Data lines>
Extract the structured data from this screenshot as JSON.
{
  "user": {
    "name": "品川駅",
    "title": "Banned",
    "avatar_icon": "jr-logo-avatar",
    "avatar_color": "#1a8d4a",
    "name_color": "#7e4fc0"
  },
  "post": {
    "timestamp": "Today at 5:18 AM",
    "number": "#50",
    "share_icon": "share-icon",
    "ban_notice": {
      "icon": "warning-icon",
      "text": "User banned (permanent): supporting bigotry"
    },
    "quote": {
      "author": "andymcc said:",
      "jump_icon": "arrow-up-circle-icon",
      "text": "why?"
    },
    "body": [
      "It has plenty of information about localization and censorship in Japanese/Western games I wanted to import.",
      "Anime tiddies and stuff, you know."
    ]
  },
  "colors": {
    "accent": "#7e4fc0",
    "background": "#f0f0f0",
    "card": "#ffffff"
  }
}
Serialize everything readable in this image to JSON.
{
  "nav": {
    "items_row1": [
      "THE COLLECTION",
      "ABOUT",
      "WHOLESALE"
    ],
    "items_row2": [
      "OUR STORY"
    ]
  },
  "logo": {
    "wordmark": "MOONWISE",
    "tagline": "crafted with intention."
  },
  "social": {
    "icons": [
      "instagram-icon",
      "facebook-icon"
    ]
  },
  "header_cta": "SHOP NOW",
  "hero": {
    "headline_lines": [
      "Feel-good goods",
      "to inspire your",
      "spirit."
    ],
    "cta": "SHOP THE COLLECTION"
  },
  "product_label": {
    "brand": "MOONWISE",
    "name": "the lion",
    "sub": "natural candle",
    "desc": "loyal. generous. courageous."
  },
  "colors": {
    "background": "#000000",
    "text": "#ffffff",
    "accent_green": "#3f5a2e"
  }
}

Problem requirements> Where a line of the material above holds the string "SHOP", copy that line.

Reply to the task>
  "header_cta": "SHOP NOW",
    "cta": "SHOP THE COLLECTION"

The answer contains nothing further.